Steady-State Errors in Feedback Control Systems
Control 7
7.1 Why Steady-State Error Matters
Control design typically balances:
Transient response (speed, overshoot)
Stability (bounded response)
Steady-state accuracy (how close output is to input as \(t \to \infty\) )
In real ECE systems:
Antenna pointing at a satellite must not “settle” with a 5° offset.
Robot arm placing chips on a PCB must not have a 0.5 mm final offset.
Motor speed controller must maintain constant speed under load changes.
Steady-state error quantifies how much mismatch remains after transients die out .
Key idea: Even a stable system with “nice” transients can have unacceptable steady-state error.

- [RECORDED DATA]:

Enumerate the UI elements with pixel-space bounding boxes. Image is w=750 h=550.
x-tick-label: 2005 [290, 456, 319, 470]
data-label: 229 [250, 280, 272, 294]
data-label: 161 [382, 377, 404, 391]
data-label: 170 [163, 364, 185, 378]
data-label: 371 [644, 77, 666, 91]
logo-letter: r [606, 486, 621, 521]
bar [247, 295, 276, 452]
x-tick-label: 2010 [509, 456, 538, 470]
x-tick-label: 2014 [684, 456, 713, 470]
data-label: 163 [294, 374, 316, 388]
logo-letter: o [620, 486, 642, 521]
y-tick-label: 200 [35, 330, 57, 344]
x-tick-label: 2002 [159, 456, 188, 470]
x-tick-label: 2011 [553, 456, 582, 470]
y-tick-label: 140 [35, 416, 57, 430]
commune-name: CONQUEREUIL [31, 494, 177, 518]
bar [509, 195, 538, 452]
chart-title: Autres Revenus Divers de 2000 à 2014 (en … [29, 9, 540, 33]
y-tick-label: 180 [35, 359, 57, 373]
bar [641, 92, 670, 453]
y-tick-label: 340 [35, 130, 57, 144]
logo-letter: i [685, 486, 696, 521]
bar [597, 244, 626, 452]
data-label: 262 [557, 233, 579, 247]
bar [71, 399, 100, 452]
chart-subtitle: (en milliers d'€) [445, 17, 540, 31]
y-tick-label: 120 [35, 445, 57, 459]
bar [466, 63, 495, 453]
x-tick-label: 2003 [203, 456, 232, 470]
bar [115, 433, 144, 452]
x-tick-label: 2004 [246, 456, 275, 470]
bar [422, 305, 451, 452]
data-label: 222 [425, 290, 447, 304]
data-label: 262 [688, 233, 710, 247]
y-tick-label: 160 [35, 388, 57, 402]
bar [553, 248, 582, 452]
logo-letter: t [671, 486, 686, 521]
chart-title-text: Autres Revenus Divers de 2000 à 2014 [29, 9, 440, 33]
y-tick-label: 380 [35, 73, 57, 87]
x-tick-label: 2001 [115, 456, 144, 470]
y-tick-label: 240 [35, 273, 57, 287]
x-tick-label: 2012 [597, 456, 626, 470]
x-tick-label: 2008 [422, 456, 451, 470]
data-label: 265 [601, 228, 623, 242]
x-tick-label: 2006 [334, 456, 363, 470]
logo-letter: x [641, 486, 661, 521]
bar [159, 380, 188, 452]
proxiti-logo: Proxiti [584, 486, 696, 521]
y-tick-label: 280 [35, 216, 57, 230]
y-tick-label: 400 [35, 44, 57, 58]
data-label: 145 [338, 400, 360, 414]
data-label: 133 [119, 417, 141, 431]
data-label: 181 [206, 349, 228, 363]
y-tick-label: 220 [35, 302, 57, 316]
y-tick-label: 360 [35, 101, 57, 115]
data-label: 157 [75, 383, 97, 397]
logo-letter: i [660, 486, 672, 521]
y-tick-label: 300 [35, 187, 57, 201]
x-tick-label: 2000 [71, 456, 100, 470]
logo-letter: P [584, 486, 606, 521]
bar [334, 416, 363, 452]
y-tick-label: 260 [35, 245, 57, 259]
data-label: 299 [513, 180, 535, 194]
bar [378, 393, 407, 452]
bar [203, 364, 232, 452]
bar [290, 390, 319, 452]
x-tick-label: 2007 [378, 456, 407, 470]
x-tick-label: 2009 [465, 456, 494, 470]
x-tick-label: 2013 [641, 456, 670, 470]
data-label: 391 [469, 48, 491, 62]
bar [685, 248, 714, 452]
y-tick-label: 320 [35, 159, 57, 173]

- [WORK REQUEST]:
Please list every factor that the steady-state error text says control design typically balances, each with its parenthetical description.

- [OUTPUT BELOW]:
- Transient response (speed, overshoot)
- Stability (bounded response)
- Steady-state accuracy (how close output is to input as t → ∞)